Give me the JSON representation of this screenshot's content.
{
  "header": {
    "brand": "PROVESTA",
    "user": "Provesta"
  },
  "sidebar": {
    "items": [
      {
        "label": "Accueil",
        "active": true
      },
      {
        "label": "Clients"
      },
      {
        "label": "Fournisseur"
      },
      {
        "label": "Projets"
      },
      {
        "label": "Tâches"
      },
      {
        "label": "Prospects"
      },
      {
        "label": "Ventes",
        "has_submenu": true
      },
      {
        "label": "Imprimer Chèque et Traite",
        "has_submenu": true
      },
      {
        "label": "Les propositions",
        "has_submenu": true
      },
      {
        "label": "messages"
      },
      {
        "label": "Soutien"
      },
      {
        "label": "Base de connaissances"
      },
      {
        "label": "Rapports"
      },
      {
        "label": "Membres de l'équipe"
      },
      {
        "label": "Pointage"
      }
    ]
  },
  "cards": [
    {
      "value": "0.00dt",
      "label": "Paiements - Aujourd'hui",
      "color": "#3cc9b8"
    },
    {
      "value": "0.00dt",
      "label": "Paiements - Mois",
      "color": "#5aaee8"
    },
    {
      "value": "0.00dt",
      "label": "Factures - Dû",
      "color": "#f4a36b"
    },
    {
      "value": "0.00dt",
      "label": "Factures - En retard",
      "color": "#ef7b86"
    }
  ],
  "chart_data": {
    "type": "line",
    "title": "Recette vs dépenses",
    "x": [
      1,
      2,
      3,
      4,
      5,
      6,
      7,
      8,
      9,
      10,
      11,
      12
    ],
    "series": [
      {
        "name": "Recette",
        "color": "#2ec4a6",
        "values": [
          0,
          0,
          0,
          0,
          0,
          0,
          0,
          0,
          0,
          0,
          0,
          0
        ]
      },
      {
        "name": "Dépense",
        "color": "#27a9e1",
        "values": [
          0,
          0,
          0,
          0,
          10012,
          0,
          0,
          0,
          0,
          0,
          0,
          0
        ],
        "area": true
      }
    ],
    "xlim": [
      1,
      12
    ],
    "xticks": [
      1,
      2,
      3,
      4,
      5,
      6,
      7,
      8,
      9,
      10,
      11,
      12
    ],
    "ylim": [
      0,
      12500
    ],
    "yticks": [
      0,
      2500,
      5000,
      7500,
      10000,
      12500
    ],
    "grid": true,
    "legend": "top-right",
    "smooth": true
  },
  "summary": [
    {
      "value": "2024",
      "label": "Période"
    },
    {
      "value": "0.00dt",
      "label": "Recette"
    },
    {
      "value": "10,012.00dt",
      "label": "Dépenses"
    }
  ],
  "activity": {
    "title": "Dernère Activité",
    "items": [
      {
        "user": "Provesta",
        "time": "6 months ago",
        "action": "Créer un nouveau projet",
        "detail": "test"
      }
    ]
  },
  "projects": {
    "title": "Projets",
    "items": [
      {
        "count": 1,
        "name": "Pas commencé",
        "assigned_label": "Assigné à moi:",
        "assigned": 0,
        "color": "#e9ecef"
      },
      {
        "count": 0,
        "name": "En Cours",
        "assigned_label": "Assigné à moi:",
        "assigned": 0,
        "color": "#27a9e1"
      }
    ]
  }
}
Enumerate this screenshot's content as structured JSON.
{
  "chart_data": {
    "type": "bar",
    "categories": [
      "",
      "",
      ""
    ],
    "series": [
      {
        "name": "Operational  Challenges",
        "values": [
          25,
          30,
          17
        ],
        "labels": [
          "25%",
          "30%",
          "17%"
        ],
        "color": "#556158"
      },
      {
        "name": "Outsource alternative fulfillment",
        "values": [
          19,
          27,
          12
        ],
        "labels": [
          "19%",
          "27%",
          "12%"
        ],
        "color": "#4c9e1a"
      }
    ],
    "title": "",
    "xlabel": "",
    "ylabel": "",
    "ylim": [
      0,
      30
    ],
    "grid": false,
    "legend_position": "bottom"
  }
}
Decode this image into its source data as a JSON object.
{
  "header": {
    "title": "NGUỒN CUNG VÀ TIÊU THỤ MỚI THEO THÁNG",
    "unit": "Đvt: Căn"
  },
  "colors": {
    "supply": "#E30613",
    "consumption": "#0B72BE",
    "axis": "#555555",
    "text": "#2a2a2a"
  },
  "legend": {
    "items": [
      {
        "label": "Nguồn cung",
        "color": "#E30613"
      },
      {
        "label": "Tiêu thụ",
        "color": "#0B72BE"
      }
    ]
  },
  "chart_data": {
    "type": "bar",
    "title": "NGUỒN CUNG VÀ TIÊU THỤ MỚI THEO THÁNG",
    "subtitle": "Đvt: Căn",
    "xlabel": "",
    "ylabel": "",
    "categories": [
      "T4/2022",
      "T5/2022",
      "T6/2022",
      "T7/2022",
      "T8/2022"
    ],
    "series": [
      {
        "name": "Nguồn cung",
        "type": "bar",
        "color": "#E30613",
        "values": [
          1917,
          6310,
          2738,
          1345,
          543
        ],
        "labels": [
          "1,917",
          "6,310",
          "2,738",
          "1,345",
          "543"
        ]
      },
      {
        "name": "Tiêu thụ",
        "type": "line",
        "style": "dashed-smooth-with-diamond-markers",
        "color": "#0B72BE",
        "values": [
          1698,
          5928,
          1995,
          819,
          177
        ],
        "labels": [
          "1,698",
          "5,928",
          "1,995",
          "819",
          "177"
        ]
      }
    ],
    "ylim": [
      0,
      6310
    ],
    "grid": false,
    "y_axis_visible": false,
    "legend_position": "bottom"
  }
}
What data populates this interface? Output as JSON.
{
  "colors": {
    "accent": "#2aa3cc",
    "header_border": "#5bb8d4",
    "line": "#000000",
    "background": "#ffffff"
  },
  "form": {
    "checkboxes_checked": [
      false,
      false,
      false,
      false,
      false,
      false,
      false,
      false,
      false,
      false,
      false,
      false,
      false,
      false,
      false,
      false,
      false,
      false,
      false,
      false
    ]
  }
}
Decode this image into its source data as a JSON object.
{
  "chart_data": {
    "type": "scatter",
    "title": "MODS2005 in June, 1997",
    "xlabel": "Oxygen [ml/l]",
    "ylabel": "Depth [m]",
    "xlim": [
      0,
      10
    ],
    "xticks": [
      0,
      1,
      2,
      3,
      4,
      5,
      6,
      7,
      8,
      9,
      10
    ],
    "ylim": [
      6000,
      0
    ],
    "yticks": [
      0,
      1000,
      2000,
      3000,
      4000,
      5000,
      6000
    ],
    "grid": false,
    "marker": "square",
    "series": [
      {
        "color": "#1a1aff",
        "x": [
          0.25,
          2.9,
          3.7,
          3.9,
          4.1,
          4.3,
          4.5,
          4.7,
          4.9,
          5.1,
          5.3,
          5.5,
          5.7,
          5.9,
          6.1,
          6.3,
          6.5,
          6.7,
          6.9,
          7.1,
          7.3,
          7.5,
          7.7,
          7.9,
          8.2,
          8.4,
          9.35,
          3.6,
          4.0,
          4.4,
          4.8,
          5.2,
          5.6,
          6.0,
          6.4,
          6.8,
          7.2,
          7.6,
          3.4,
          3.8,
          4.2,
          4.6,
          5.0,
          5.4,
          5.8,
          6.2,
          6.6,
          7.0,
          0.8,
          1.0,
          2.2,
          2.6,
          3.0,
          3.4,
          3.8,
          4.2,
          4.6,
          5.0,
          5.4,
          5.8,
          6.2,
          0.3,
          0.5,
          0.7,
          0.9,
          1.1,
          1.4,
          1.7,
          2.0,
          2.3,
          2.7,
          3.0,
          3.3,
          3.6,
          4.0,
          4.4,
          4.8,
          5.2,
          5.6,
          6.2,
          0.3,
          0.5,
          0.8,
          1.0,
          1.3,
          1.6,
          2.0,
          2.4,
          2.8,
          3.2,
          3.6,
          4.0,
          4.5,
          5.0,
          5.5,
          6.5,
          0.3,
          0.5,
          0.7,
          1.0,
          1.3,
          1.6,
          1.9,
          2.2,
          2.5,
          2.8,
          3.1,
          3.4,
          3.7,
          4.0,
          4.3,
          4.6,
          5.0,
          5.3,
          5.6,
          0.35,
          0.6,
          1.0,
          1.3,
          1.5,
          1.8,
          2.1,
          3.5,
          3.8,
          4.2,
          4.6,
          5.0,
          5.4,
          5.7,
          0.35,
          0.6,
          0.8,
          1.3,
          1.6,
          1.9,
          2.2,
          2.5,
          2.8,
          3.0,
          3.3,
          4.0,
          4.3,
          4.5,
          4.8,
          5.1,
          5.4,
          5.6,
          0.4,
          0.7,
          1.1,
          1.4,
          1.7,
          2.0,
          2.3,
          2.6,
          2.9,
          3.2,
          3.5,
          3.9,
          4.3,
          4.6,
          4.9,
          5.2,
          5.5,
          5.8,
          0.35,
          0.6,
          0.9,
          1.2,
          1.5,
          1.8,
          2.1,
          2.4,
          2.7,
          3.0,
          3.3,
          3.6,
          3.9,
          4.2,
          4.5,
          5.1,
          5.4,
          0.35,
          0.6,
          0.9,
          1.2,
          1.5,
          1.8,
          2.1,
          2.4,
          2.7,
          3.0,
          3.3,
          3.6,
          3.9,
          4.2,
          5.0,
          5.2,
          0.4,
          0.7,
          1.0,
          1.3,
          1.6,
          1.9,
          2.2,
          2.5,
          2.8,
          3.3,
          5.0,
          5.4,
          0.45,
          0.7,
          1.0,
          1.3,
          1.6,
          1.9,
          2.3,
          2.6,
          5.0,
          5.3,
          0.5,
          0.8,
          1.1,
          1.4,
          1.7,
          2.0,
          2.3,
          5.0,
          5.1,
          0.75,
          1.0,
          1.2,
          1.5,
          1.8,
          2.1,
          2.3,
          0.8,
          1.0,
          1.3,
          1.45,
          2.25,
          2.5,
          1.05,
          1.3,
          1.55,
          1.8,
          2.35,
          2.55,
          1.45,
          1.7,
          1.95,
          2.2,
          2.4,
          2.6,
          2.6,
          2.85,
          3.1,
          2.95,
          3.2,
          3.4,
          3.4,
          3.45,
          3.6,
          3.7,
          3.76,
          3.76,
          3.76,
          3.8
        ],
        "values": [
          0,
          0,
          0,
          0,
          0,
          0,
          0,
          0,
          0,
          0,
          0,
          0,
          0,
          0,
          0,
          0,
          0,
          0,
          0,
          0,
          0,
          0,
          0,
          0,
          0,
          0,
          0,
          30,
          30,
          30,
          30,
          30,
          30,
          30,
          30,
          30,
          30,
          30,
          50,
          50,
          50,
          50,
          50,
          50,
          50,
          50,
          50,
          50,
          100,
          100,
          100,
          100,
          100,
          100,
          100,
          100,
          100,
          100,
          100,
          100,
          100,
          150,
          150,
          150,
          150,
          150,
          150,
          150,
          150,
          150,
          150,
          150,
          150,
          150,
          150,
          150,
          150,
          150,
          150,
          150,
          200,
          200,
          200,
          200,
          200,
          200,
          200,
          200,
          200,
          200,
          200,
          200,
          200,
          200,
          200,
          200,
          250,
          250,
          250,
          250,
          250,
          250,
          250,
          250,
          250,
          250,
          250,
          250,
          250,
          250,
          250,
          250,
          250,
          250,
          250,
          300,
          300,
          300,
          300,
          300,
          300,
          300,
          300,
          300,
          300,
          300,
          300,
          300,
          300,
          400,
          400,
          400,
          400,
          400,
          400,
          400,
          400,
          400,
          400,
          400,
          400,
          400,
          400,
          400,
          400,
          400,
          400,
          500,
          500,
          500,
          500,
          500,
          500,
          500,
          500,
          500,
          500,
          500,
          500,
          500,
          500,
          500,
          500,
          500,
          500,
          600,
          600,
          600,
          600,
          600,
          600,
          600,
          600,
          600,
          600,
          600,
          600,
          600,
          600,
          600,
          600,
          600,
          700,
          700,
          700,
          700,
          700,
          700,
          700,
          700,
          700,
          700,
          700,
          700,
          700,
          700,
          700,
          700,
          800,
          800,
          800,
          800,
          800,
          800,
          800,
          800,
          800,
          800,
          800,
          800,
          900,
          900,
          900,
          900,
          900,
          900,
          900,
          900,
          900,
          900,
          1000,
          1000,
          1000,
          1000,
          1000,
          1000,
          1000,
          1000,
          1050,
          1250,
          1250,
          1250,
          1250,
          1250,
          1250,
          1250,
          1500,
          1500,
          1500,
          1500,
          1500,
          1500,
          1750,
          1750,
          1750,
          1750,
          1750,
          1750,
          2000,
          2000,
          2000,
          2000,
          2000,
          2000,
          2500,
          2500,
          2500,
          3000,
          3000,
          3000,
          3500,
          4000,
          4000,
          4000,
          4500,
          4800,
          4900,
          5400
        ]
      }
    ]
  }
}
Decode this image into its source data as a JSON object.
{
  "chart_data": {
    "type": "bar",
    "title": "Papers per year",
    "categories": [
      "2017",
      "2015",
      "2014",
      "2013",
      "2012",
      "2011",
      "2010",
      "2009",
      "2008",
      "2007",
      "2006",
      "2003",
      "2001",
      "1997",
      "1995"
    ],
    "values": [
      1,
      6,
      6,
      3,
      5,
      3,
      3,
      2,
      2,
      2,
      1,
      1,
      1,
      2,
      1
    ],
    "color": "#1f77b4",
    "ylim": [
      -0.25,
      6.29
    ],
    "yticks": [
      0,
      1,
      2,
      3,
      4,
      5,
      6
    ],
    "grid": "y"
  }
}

====

DESCRIPTION OF THE TASK: Look through the entries above for the word "smooth". Copy every line where it shows up.

RESPONSE BELOW:
    "smooth": true
        "style": "dashed-smooth-with-diamond-markers",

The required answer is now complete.